→ Exercise materials
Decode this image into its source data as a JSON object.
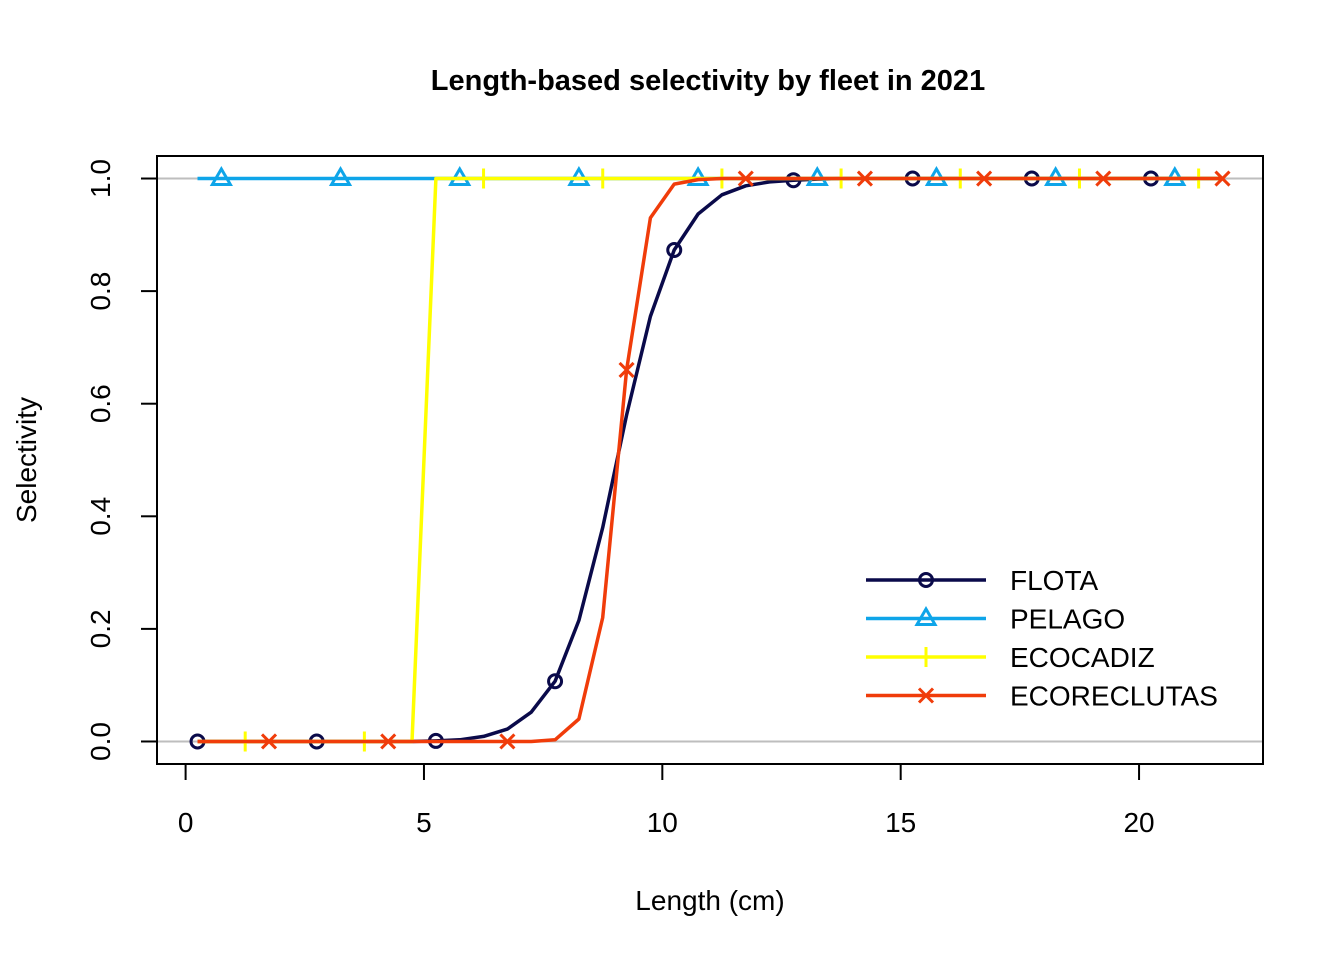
{
  "chart_data": {
    "type": "line",
    "title": "Length-based selectivity by fleet in 2021",
    "xlabel": "Length (cm)",
    "ylabel": "Selectivity",
    "xlim": [
      -0.6,
      22.6
    ],
    "ylim": [
      -0.04,
      1.04
    ],
    "x_ticks": [
      0,
      5,
      10,
      15,
      20
    ],
    "y_ticks": [
      0.0,
      0.2,
      0.4,
      0.6,
      0.8,
      1.0
    ],
    "x_tick_labels": [
      "0",
      "5",
      "10",
      "15",
      "20"
    ],
    "y_tick_labels": [
      "0.0",
      "0.2",
      "0.4",
      "0.6",
      "0.8",
      "1.0"
    ],
    "reference_lines": [
      0,
      1
    ],
    "grid": false,
    "legend_position": "bottom-right",
    "x": [
      0.25,
      0.75,
      1.25,
      1.75,
      2.25,
      2.75,
      3.25,
      3.75,
      4.25,
      4.75,
      5.25,
      5.75,
      6.25,
      6.75,
      7.25,
      7.75,
      8.25,
      8.75,
      9.25,
      9.75,
      10.25,
      10.75,
      11.25,
      11.75,
      12.25,
      12.75,
      13.25,
      13.75,
      14.25,
      14.75,
      15.25,
      15.75,
      16.25,
      16.75,
      17.25,
      17.75,
      18.25,
      18.75,
      19.25,
      19.75,
      20.25,
      20.75,
      21.25,
      21.75
    ],
    "series": [
      {
        "name": "FLOTA",
        "color": "#0a0a4a",
        "marker": "circle",
        "marker_start": 0,
        "values": [
          0,
          0,
          0,
          0,
          0,
          0,
          0,
          0,
          0,
          0,
          0.001,
          0.003,
          0.009,
          0.022,
          0.052,
          0.107,
          0.215,
          0.38,
          0.58,
          0.755,
          0.873,
          0.937,
          0.971,
          0.987,
          0.994,
          0.997,
          0.999,
          1,
          1,
          1,
          1,
          1,
          1,
          1,
          1,
          1,
          1,
          1,
          1,
          1,
          1,
          1,
          1,
          1
        ]
      },
      {
        "name": "PELAGO",
        "color": "#0ea5e9",
        "marker": "triangle",
        "marker_start": 1,
        "values": [
          1,
          1,
          1,
          1,
          1,
          1,
          1,
          1,
          1,
          1,
          1,
          1,
          1,
          1,
          1,
          1,
          1,
          1,
          1,
          1,
          1,
          1,
          1,
          1,
          1,
          1,
          1,
          1,
          1,
          1,
          1,
          1,
          1,
          1,
          1,
          1,
          1,
          1,
          1,
          1,
          1,
          1,
          1,
          1
        ]
      },
      {
        "name": "ECOCADIZ",
        "color": "#ffff00",
        "marker": "plus",
        "marker_start": 2,
        "values": [
          0,
          0,
          0,
          0,
          0,
          0,
          0,
          0,
          0,
          0,
          1,
          1,
          1,
          1,
          1,
          1,
          1,
          1,
          1,
          1,
          1,
          1,
          1,
          1,
          1,
          1,
          1,
          1,
          1,
          1,
          1,
          1,
          1,
          1,
          1,
          1,
          1,
          1,
          1,
          1,
          1,
          1,
          1,
          1
        ]
      },
      {
        "name": "ECORECLUTAS",
        "color": "#f03c0a",
        "marker": "cross",
        "marker_start": 3,
        "values": [
          0,
          0,
          0,
          0,
          0,
          0,
          0,
          0,
          0,
          0,
          0,
          0,
          0,
          0,
          0,
          0.003,
          0.04,
          0.22,
          0.66,
          0.93,
          0.99,
          0.998,
          1,
          1,
          1,
          1,
          1,
          1,
          1,
          1,
          1,
          1,
          1,
          1,
          1,
          1,
          1,
          1,
          1,
          1,
          1,
          1,
          1,
          1
        ]
      }
    ]
  }
}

→ Task details
Return only the number of lines in the preceding records that contain the string "color".

→ Task output
4